● Given entries
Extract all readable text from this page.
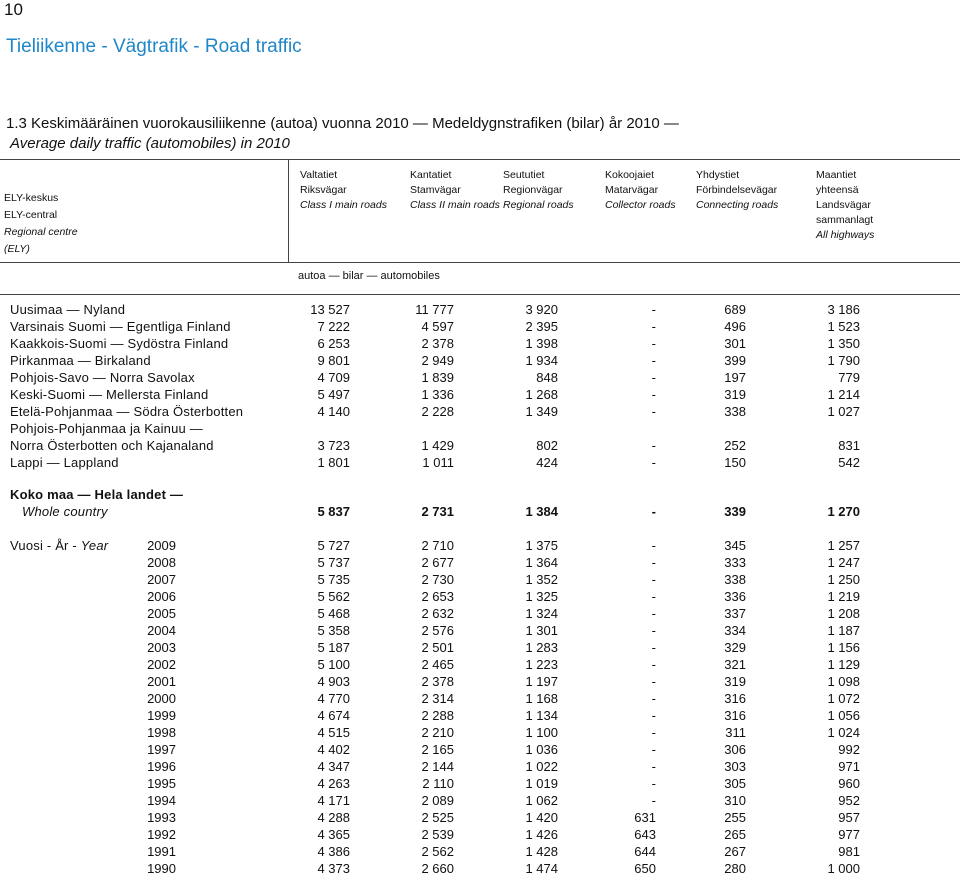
10
Tieliikenne - Vägtrafik - Road traffic
1.3 Keskimääräinen vuorokausiliikenne (autoa) vuonna 2010 — Medeldygnstrafiken (bilar) år 2010 —
Average daily traffic (automobiles) in 2010
ELY-keskus
ELY-central
Regional centre
(ELY)
Valtatiet
Riksvägar
Class I main roads
Kantatiet
Stamvägar
Class II main roads
Seututiet
Regionvägar
Regional roads
Kokoojaiet
Matarvägar
Collector roads
Yhdystiet
Förbindelsevägar
Connecting roads
Maantiet yhteensä
Landsvägar sammanlagt
All highways
autoa — bilar — automobiles
Uusimaa — Nyland	13 527	11 777	3 920	-	689	3 186
Varsinais Suomi — Egentliga Finland	7 222	4 597	2 395	-	496	1 523
Kaakkois-Suomi — Sydöstra Finland	6 253	2 378	1 398	-	301	1 350
Pirkanmaa — Birkaland	9 801	2 949	1 934	-	399	1 790
Pohjois-Savo — Norra Savolax	4 709	1 839	848	-	197	779
Keski-Suomi — Mellersta Finland	5 497	1 336	1 268	-	319	1 214
Etelä-Pohjanmaa — Södra Österbotten	4 140	2 228	1 349	-	338	1 027
Pohjois-Pohjanmaa ja Kainuu —
Norra Österbotten och Kajanaland	3 723	1 429	802	-	252	831
Lappi — Lappland	1 801	1 011	424	-	150	542
Koko maa — Hela landet —
Whole country	5 837	2 731	1 384	-	339	1 270
Vuosi - År - Year	2009	5 727	2 710	1 375	-	345	1 257
2008	5 737	2 677	1 364	-	333	1 247
2007	5 735	2 730	1 352	-	338	1 250
2006	5 562	2 653	1 325	-	336	1 219
2005	5 468	2 632	1 324	-	337	1 208
2004	5 358	2 576	1 301	-	334	1 187
2003	5 187	2 501	1 283	-	329	1 156
2002	5 100	2 465	1 223	-	321	1 129
2001	4 903	2 378	1 197	-	319	1 098
2000	4 770	2 314	1 168	-	316	1 072
1999	4 674	2 288	1 134	-	316	1 056
1998	4 515	2 210	1 100	-	311	1 024
1997	4 402	2 165	1 036	-	306	992
1996	4 347	2 144	1 022	-	303	971
1995	4 263	2 110	1 019	-	305	960
1994	4 171	2 089	1 062	-	310	952
1993	4 288	2 525	1 420	631	255	957
1992	4 365	2 539	1 426	643	265	977
1991	4 386	2 562	1 428	644	267	981
1990	4 373	2 660	1 474	650	280	1 000
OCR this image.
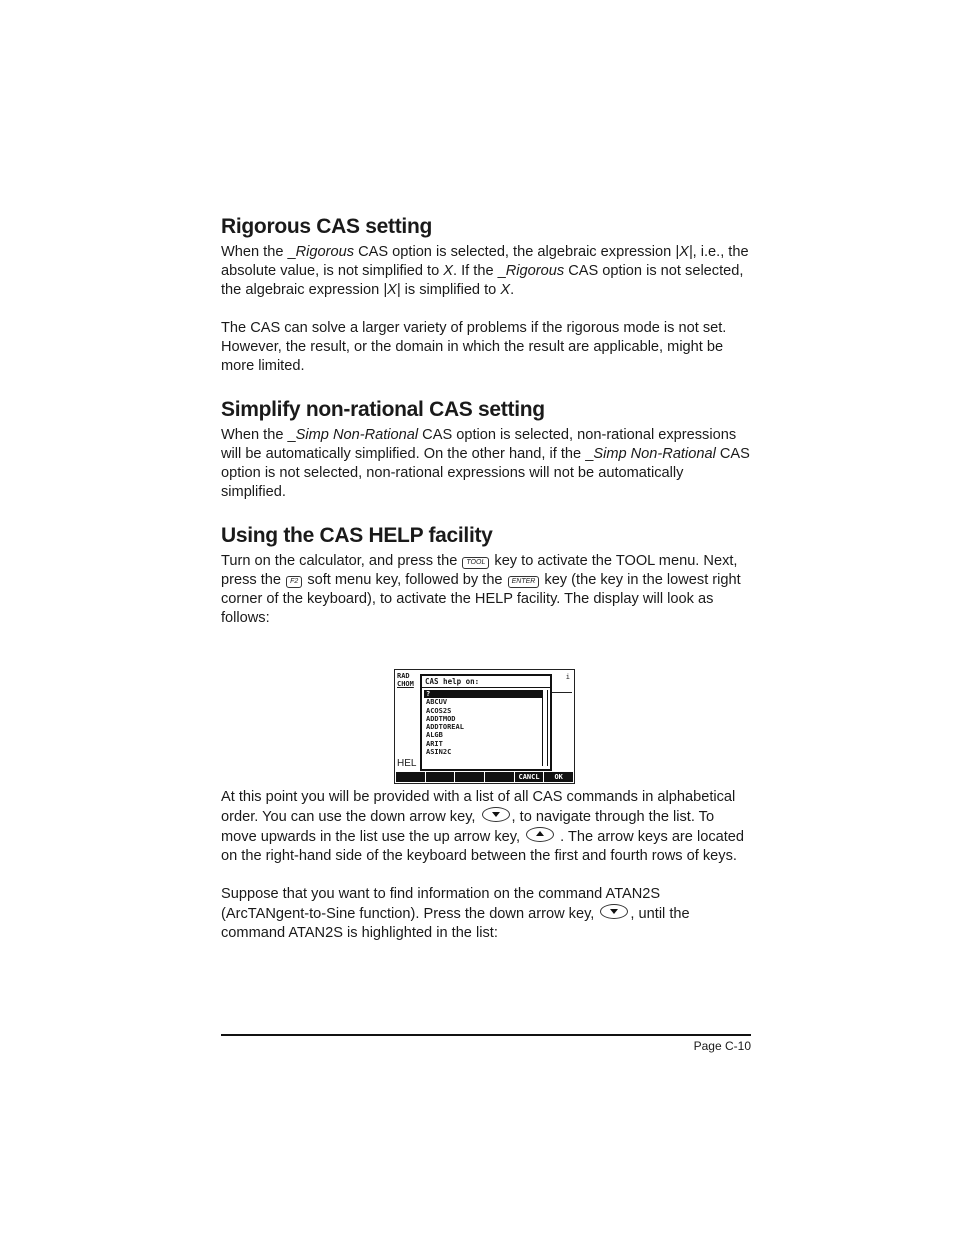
Rigorous CAS setting

When the _Rigorous CAS option is selected, the algebraic expression |X|, i.e., the absolute value, is not simplified to X. If the _Rigorous CAS option is not selected, the algebraic expression |X| is simplified to X.

The CAS can solve a larger variety of problems if the rigorous mode is not set. However, the result, or the domain in which the result are applicable, might be more limited.

Simplify non-rational CAS setting

When the _Simp Non-Rational CAS option is selected, non-rational expressions will be automatically simplified. On the other hand, if the _Simp Non-Rational CAS option is not selected, non-rational expressions will not be automatically simplified.

Using the CAS HELP facility

Turn on the calculator, and press the TOOL key to activate the TOOL menu. Next, press the F2 soft menu key, followed by the ENTER key (the key in the lowest right corner of the keyboard), to activate the HELP facility. The display will look as follows:

At this point you will be provided with a list of all CAS commands in alphabetical order. You can use the down arrow key,
, to navigate through the list. To move upwards in the list use the up arrow key,
. The arrow keys are located on the right-hand side of the keyboard between the first and fourth rows of keys.

Suppose that you want to find information on the command ATAN2S (ArcTANgent-to-Sine function). Press the down arrow key,
, until the command ATAN2S is highlighted in the list:

RAD
CHOM
i
HEL
CAS help on:
?
ABCUV
ACOS2S
ADDTMOD
ADDTOREAL
ALGB
ARIT
ASIN2C
CANCL	OK
Page C-10
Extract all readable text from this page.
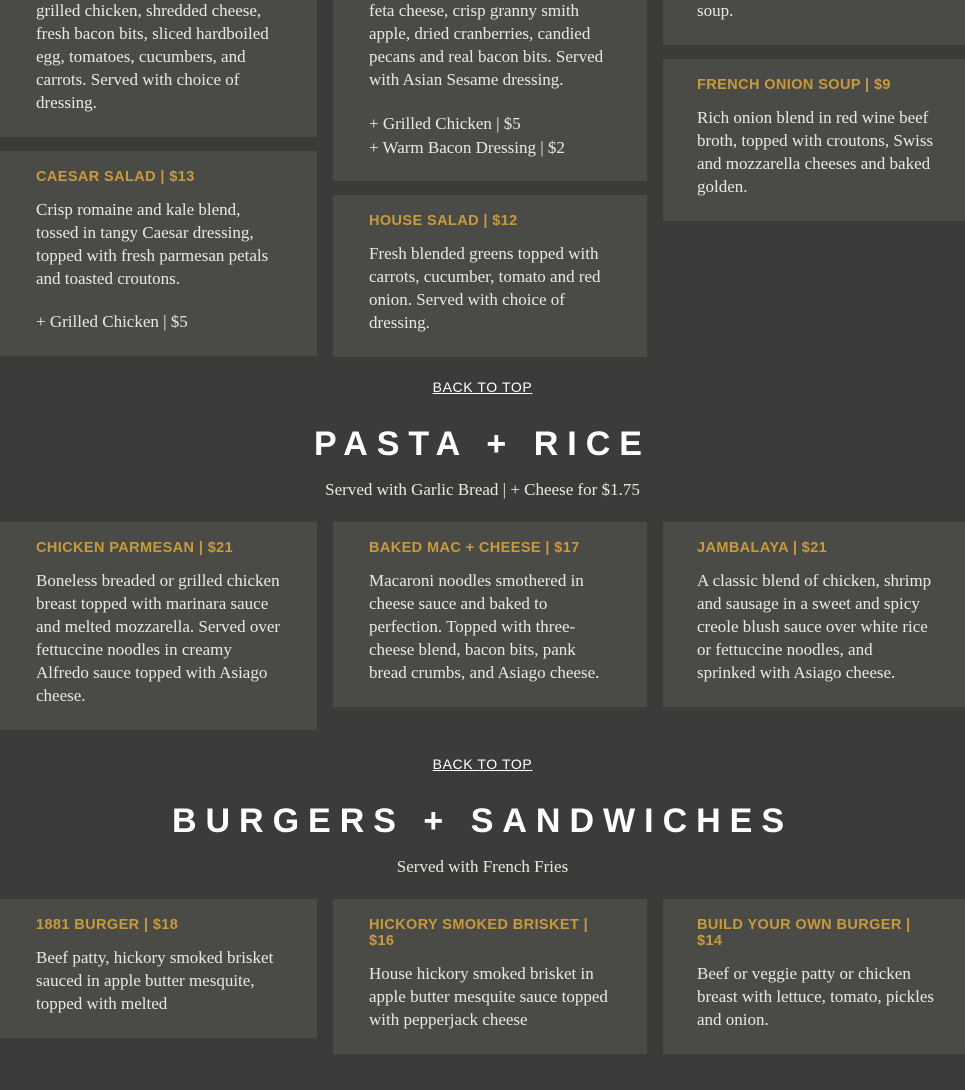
grilled chicken, shredded cheese, fresh bacon bits, sliced hardboiled egg, tomatoes, cucumbers, and carrots. Served with choice of dressing.

CAESAR SALAD | $13

Crisp romaine and kale blend, tossed in tangy Caesar dressing, topped with fresh parmesan petals and toasted croutons.

+ Grilled Chicken | $5

feta cheese, crisp granny smith apple, dried cranberries, candied pecans and real bacon bits. Served with Asian Sesame dressing.

+ Grilled Chicken | $5
+ Warm Bacon Dressing | $2
HOUSE SALAD | $12

Fresh blended greens topped with carrots, cucumber, tomato and red onion. Served with choice of dressing.

soup.

FRENCH ONION SOUP | $9

Rich onion blend in red wine beef broth, topped with croutons, Swiss and mozzarella cheeses and baked golden.

BACK TO TOP
PASTA + RICE

Served with Garlic Bread | + Cheese for $1.75

CHICKEN PARMESAN | $21

Boneless breaded or grilled chicken breast topped with marinara sauce and melted mozzarella. Served over fettuccine noodles in creamy Alfredo sauce topped with Asiago cheese.

BAKED MAC + CHEESE | $17

Macaroni noodles smothered in cheese sauce and baked to perfection. Topped with three-cheese blend, bacon bits, pank bread crumbs, and Asiago cheese.

JAMBALAYA | $21

A classic blend of chicken, shrimp and sausage in a sweet and spicy creole blush sauce over white rice or fettuccine noodles, and sprinked with Asiago cheese.

BACK TO TOP
BURGERS + SANDWICHES

Served with French Fries

1881 BURGER | $18

Beef patty, hickory smoked brisket sauced in apple butter mesquite, topped with melted

HICKORY SMOKED BRISKET | $16

House hickory smoked brisket in apple butter mesquite sauce topped with pepperjack cheese

BUILD YOUR OWN BURGER | $14

Beef or veggie patty or chicken breast with lettuce, tomato, pickles and onion.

● What needs to be done
Report how many lines in the data contain the word "roads", with no words besides the number.

● Complete output
5